Quote the passage from the post about the libxml2 crashes word for word, beginning at the words "Or if you're" and stopping after "libxml2.dll!1003904c()".

EXCERPT:
* Start *
1

I've recently converted a highly threaded, unmanaged Win32 C++ console application (MediaServer.exe) to an unmanaged Win32 DLL (MediaServer.dll). I'm hosting and debugging this DLL in a separate unmanaged Win32 console app, and everything compiles and runs, but after a minute or so, I'll get a random crash, in a place that makes no sense, with an apparently corrupt call stack. These crashes happen in a variety of different places, and at somewhat random times: but the commonality is that the (apparently corrupt) call stack always has various libxml2.dll functions somewhere on it, e.g., the crash might be on a line that looks like this:

xmlDoc * document = xmlReadMemory(message.c_str(), message.length(), "noname.xml", NULL, 0);

Or like this:

xmlBufferPtr buffer = xmlBufferCreate();

And the call stack might look like this:

feeefeee()  
libxml2.dll!000eeec9()  
[Frames below may be incorrect and/or missing, no symbols loaded for libxml2.dll]   
libxml2.dll!00131714()  
libxml2.dll!001466b6()  
libxml2.dll!00146bf9()  
libxml2.dll!00146c3c()  
libxml2.dll!0018419e()  

Or if you're lucky, like this:

ntdll.dll!_RtlpWaitOnCriticalSection@8()  + 0x99 bytes  
ntdll.dll!_RtlEnterCriticalSection@4()  - 0x15658 bytes 
libxml2.dll!1004dc6d()  
[Frames below may be incorrect and/or missing, no symbols loaded for libxml2.dll]   
libxml2.dll!10012034()  
libxml2.dll!1004b7f7()  
libxml2.dll!1003904c()  
libxml2.dll!100393a9()  
libxml2.dll!10024621()  
libxml2.dll!10036e8f()  
MediaServer.dll!Controller::parse(std::basic_string<char,std::char_traits<char>,std::allocator<char> > message)  Line 145 + 0x20 bytes  C++
MediaServer.dll!Controller::receiveCommands()  Line 90 + 0x25 bytes C++
MediaServer.dll!MediaServer::processCommands()  Line 88 + 0xb bytes C++
MediaServer.dll!MediaServer::processCommandsFunction(void * mediaServerInstance)  Line 450 + 0x8 bytes  C++
MediaServer.dll!CustomThread::callThreadFunction()  Line 79 + 0x11 bytes    C++
MediaServer.dll!threadFunctionCallback(void * threadInstance)  Line 10 + 0x8 bytes  C++
kernel32.dll!@BaseThreadInitThunk@12()  + 0x12 bytes    
ntdll.dll!___RtlUserThreadStart@8()  + 0x27 bytes   
ntdll.dll!__RtlUserThreadStart@8()  + 0x1b bytes    

The crash itself will typically say something like "Unhandled exception at 0x77cd2239 (ntdll.dll) in MediaServerConsole.exe: 0xC000005: Access violation writing location 0x00000014."
* End *
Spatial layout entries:
* Start *
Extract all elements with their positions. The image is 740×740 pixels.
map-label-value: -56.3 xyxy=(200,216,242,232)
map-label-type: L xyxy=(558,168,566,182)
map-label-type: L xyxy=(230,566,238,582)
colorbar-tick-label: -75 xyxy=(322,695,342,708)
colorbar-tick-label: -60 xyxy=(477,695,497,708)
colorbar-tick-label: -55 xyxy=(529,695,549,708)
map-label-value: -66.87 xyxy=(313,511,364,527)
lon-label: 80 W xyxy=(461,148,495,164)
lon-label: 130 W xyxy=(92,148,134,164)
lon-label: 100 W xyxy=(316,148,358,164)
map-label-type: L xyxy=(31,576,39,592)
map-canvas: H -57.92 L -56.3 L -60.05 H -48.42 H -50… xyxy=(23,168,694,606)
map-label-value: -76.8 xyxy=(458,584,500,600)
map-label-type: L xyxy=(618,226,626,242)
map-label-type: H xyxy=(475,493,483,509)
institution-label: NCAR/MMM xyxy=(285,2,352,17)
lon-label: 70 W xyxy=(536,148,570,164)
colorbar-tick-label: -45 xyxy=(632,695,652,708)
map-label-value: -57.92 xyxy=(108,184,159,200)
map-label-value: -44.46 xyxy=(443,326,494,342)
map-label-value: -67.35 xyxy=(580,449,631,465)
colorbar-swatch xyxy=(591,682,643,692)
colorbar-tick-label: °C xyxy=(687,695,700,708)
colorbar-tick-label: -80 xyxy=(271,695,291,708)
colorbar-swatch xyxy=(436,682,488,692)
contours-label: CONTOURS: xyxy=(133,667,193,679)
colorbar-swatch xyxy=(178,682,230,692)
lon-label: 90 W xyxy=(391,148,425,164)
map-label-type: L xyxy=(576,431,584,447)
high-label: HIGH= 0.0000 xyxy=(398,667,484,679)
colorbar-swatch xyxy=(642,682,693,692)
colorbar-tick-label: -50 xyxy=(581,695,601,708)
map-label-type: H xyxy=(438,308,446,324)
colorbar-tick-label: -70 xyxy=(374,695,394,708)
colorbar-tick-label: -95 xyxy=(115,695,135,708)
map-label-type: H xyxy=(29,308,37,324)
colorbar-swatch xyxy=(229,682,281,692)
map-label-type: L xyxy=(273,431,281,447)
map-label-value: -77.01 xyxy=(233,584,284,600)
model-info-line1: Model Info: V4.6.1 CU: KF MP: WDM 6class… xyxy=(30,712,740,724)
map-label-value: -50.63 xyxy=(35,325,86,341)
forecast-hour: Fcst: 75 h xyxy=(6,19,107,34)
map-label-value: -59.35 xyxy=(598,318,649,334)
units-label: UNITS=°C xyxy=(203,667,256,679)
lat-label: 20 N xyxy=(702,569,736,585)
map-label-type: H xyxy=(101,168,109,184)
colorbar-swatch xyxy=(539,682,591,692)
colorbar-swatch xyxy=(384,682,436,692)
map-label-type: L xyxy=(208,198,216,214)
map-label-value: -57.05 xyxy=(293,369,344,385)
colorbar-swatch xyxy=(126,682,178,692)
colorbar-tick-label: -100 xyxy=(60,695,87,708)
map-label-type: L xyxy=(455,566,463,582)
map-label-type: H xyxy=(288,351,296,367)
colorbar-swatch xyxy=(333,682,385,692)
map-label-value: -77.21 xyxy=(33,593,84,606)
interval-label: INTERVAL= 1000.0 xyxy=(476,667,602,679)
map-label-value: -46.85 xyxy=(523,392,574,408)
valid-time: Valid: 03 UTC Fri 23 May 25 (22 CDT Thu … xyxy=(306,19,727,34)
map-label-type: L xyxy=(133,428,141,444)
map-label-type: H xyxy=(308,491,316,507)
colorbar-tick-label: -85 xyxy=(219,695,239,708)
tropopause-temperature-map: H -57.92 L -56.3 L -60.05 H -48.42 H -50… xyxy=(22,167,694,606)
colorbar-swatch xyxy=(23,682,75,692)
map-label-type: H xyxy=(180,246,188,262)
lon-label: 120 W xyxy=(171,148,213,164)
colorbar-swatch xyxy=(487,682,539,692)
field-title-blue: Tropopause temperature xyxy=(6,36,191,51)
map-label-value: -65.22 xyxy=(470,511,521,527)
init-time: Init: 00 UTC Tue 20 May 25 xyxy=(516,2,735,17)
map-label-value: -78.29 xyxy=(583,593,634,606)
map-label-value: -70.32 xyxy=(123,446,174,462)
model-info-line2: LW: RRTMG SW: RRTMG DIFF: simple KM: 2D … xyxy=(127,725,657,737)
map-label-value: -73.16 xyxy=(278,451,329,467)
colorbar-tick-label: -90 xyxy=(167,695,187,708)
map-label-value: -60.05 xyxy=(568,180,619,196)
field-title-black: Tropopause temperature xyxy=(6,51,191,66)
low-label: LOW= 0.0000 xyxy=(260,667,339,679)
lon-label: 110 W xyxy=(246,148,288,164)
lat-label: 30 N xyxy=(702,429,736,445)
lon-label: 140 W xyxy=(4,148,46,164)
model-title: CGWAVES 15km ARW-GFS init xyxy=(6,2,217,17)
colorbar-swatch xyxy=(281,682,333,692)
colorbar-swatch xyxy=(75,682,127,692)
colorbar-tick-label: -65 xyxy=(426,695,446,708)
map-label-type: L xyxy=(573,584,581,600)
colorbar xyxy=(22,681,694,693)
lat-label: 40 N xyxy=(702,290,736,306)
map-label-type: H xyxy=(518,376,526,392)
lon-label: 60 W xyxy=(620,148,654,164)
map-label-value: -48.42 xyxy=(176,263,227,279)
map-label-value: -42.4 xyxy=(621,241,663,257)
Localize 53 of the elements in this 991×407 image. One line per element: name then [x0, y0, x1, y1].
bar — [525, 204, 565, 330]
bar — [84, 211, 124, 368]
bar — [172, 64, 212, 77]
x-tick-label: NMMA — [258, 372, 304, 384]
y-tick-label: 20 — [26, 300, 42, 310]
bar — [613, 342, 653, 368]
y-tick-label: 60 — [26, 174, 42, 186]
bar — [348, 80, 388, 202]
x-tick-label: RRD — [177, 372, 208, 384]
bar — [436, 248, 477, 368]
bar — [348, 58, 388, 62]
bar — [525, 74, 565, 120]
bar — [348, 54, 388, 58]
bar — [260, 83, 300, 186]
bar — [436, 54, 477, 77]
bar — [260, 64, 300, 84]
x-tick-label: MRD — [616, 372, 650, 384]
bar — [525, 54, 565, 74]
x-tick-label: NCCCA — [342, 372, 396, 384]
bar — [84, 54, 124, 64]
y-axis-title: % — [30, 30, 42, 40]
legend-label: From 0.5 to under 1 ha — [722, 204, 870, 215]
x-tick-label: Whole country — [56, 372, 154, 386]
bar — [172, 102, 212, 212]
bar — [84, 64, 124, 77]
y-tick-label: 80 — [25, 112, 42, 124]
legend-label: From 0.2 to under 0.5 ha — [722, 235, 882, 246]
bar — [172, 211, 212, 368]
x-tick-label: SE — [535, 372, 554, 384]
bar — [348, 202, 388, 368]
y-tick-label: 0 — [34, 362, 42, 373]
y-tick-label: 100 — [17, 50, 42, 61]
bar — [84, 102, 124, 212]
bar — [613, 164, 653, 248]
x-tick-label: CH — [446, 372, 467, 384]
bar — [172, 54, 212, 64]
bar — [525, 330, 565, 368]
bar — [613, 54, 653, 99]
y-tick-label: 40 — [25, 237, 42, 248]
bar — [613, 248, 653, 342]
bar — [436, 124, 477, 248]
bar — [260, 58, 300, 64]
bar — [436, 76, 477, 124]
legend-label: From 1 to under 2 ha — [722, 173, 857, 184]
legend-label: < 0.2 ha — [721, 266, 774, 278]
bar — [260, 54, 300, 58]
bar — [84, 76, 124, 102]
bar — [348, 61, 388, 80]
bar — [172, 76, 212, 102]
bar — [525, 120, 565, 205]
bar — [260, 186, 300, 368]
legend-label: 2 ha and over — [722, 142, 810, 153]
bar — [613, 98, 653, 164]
* End *
ANSWER TO THIS EXERCISE:
Or if you're lucky, like this:

ntdll.dll!_RtlpWaitOnCriticalSection@8()  + 0x99 bytes  
ntdll.dll!_RtlEnterCriticalSection@4()  - 0x15658 bytes 
libxml2.dll!1004dc6d()  
[Frames below may be incorrect and/or missing, no symbols loaded for libxml2.dll]   
libxml2.dll!10012034()  
libxml2.dll!1004b7f7()  
libxml2.dll!1003904c()